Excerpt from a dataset
=======
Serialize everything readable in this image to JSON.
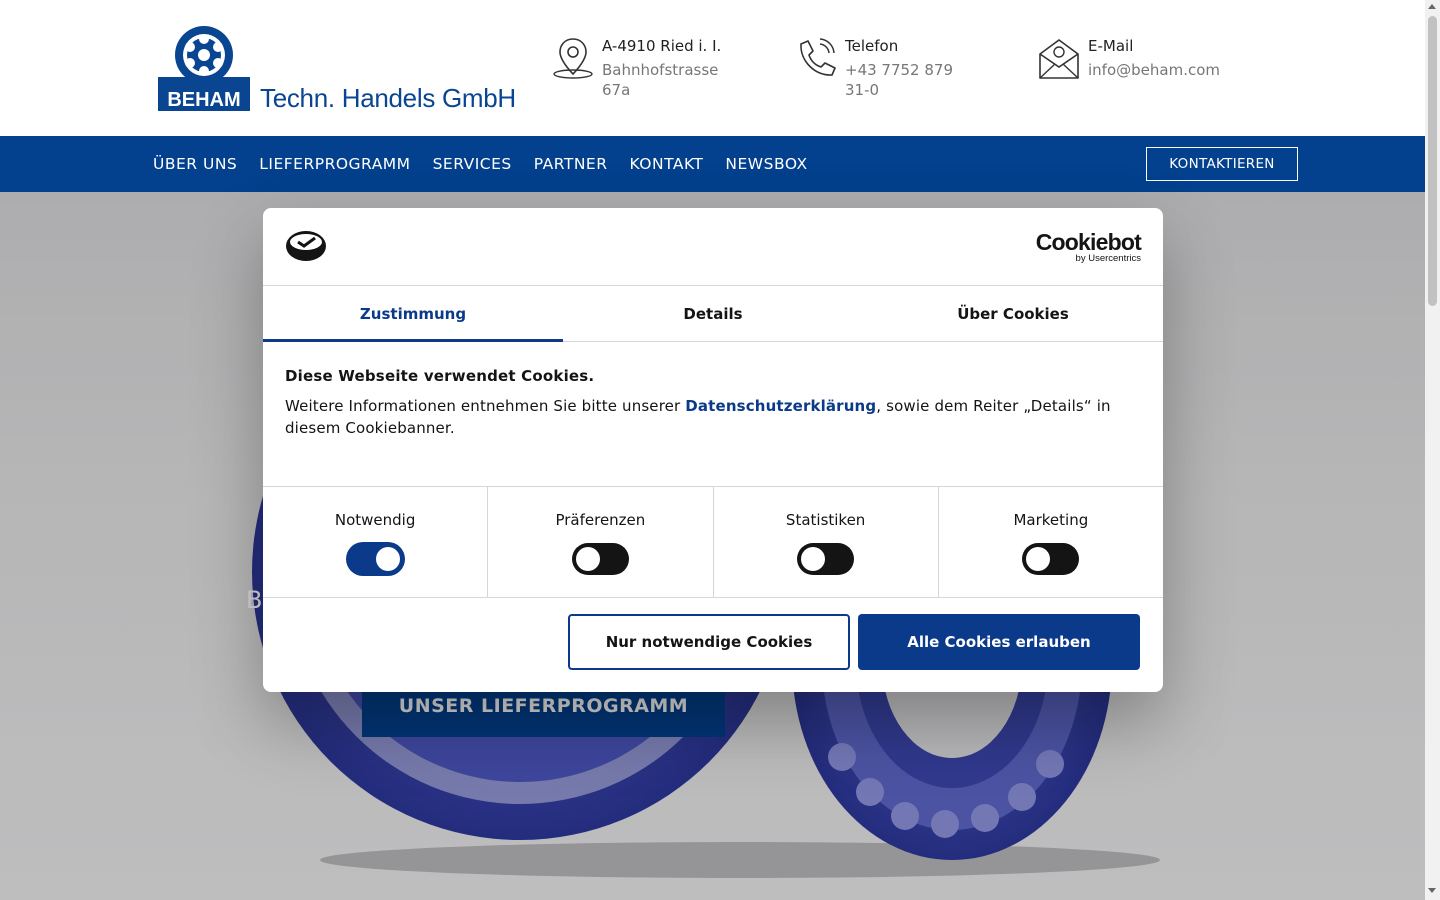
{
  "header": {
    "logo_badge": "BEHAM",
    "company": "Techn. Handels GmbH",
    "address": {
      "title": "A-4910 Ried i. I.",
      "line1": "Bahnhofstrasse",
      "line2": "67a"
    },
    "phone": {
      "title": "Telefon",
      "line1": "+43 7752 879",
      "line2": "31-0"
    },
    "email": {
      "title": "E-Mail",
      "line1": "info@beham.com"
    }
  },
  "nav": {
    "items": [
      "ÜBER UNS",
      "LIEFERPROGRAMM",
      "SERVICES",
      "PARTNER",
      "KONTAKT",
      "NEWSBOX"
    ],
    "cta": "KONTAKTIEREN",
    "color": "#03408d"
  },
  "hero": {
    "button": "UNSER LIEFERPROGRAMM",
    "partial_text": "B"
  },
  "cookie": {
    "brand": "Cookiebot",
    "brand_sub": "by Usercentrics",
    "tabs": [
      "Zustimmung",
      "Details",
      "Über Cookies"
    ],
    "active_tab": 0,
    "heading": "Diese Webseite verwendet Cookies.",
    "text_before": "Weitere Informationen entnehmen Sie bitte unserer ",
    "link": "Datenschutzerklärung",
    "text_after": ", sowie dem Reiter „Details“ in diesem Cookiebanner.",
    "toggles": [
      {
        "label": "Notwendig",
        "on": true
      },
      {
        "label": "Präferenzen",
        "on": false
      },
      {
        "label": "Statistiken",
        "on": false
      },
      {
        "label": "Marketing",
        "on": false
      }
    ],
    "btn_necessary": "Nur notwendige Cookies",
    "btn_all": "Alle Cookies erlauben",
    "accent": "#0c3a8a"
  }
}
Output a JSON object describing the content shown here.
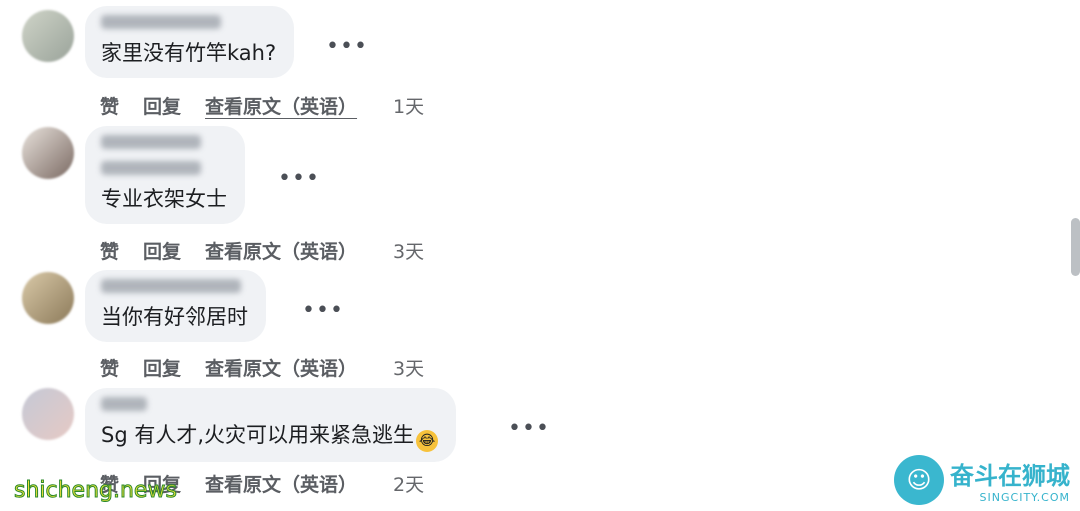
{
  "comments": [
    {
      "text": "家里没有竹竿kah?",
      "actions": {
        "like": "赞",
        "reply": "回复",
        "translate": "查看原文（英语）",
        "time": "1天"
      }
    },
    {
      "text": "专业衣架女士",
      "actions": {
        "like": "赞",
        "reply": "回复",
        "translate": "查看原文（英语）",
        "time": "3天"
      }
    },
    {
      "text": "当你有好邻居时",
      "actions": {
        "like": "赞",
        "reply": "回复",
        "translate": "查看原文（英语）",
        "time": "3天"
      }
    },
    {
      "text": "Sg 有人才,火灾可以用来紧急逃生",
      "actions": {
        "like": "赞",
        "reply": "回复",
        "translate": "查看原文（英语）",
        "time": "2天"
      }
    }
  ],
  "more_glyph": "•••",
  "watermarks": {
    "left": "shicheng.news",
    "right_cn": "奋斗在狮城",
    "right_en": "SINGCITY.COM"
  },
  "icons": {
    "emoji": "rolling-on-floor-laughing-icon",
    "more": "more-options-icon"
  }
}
=======
* **Problem**:
Copy, without the pictures, exactly the lines from the line with "Output a JSON" through the end of the material above, both ends included.

* **Task solution**:
Output a JSON object describing the content shown here.
{
  "comments": [
    {
      "text": "家里没有竹竿kah?",
      "actions": {
        "like": "赞",
        "reply": "回复",
        "translate": "查看原文（英语）",
        "time": "1天"
      }
    },
    {
      "text": "专业衣架女士",
      "actions": {
        "like": "赞",
        "reply": "回复",
        "translate": "查看原文（英语）",
        "time": "3天"
      }
    },
    {
      "text": "当你有好邻居时",
      "actions": {
        "like": "赞",
        "reply": "回复",
        "translate": "查看原文（英语）",
        "time": "3天"
      }
    },
    {
      "text": "Sg 有人才,火灾可以用来紧急逃生",
      "actions": {
        "like": "赞",
        "reply": "回复",
        "translate": "查看原文（英语）",
        "time": "2天"
      }
    }
  ],
  "more_glyph": "•••",
  "watermarks": {
    "left": "shicheng.news",
    "right_cn": "奋斗在狮城",
    "right_en": "SINGCITY.COM"
  },
  "icons": {
    "emoji": "rolling-on-floor-laughing-icon",
    "more": "more-options-icon"
  }
}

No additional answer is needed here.